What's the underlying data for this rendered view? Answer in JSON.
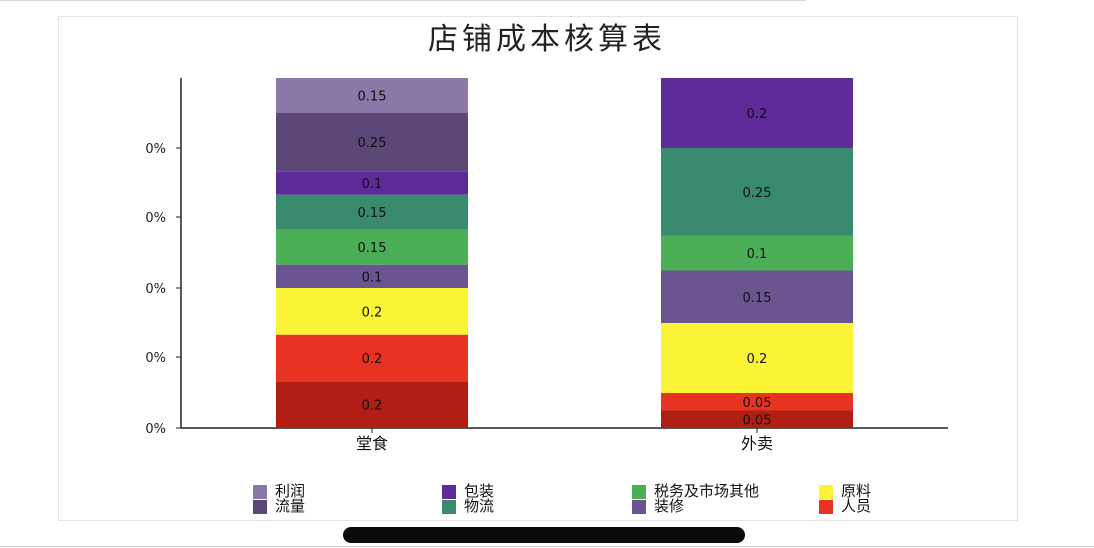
{
  "title": "店铺成本核算表",
  "chart_data": {
    "type": "bar",
    "stacked": true,
    "categories": [
      "堂食",
      "外卖"
    ],
    "series": [
      {
        "name": "人员",
        "values": [
          0.2,
          0.05
        ],
        "labels": [
          "0.2",
          "0.05"
        ],
        "color": "#b01e14"
      },
      {
        "name": "原料",
        "values": [
          0.2,
          0.05
        ],
        "labels": [
          "0.2",
          "0.05"
        ],
        "color": "#e83322"
      },
      {
        "name": "装修",
        "values": [
          0.2,
          0.2
        ],
        "labels": [
          "0.2",
          "0.2"
        ],
        "color": "#fbf436"
      },
      {
        "name": "税务及市场其他",
        "values": [
          0.1,
          0.15
        ],
        "labels": [
          "0.1",
          "0.15"
        ],
        "color": "#6b5591"
      },
      {
        "name": "物流",
        "values": [
          0.15,
          0.1
        ],
        "labels": [
          "0.15",
          "0.1"
        ],
        "color": "#4cae56"
      },
      {
        "name": "包装",
        "values": [
          0.15,
          0.25
        ],
        "labels": [
          "0.15",
          "0.25"
        ],
        "color": "#3a8a6e"
      },
      {
        "name": "流量",
        "values": [
          0.1,
          0.2
        ],
        "labels": [
          "0.1",
          "0.2"
        ],
        "color": "#5e2b9b"
      },
      {
        "name": "利润",
        "values": [
          0.25,
          0.0
        ],
        "labels": [
          "0.25",
          ""
        ],
        "color": "#5b4878"
      },
      {
        "name": "利润_top",
        "values": [
          0.15,
          0.0
        ],
        "labels": [
          "0.15",
          ""
        ],
        "color": "#8a78a8"
      }
    ],
    "y_tick_labels": [
      "0%",
      "0%",
      "0%",
      "0%",
      "0%"
    ],
    "legend": [
      {
        "label": "利润",
        "color": "#8a78a8"
      },
      {
        "label": "流量",
        "color": "#5b4878"
      },
      {
        "label": "包装",
        "color": "#5e2b9b"
      },
      {
        "label": "物流",
        "color": "#3a8a6e"
      },
      {
        "label": "税务及市场其他",
        "color": "#4cae56"
      },
      {
        "label": "装修",
        "color": "#6b5591"
      },
      {
        "label": "原料",
        "color": "#fbf436"
      },
      {
        "label": "人员",
        "color": "#e83322"
      }
    ],
    "legend_position": "bottom"
  }
}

□ □ □

Copy all the records above exactly, but leave out the pictures.

Written response:
What's the underlying data for this rendered view? Answer in JSON.
{
  "title": "店铺成本核算表",
  "chart_data": {
    "type": "bar",
    "stacked": true,
    "categories": [
      "堂食",
      "外卖"
    ],
    "series": [
      {
        "name": "人员",
        "values": [
          0.2,
          0.05
        ],
        "labels": [
          "0.2",
          "0.05"
        ],
        "color": "#b01e14"
      },
      {
        "name": "原料",
        "values": [
          0.2,
          0.05
        ],
        "labels": [
          "0.2",
          "0.05"
        ],
        "color": "#e83322"
      },
      {
        "name": "装修",
        "values": [
          0.2,
          0.2
        ],
        "labels": [
          "0.2",
          "0.2"
        ],
        "color": "#fbf436"
      },
      {
        "name": "税务及市场其他",
        "values": [
          0.1,
          0.15
        ],
        "labels": [
          "0.1",
          "0.15"
        ],
        "color": "#6b5591"
      },
      {
        "name": "物流",
        "values": [
          0.15,
          0.1
        ],
        "labels": [
          "0.15",
          "0.1"
        ],
        "color": "#4cae56"
      },
      {
        "name": "包装",
        "values": [
          0.15,
          0.25
        ],
        "labels": [
          "0.15",
          "0.25"
        ],
        "color": "#3a8a6e"
      },
      {
        "name": "流量",
        "values": [
          0.1,
          0.2
        ],
        "labels": [
          "0.1",
          "0.2"
        ],
        "color": "#5e2b9b"
      },
      {
        "name": "利润",
        "values": [
          0.25,
          0.0
        ],
        "labels": [
          "0.25",
          ""
        ],
        "color": "#5b4878"
      },
      {
        "name": "利润_top",
        "values": [
          0.15,
          0.0
        ],
        "labels": [
          "0.15",
          ""
        ],
        "color": "#8a78a8"
      }
    ],
    "y_tick_labels": [
      "0%",
      "0%",
      "0%",
      "0%",
      "0%"
    ],
    "legend": [
      {
        "label": "利润",
        "color": "#8a78a8"
      },
      {
        "label": "流量",
        "color": "#5b4878"
      },
      {
        "label": "包装",
        "color": "#5e2b9b"
      },
      {
        "label": "物流",
        "color": "#3a8a6e"
      },
      {
        "label": "税务及市场其他",
        "color": "#4cae56"
      },
      {
        "label": "装修",
        "color": "#6b5591"
      },
      {
        "label": "原料",
        "color": "#fbf436"
      },
      {
        "label": "人员",
        "color": "#e83322"
      }
    ],
    "legend_position": "bottom"
  }
}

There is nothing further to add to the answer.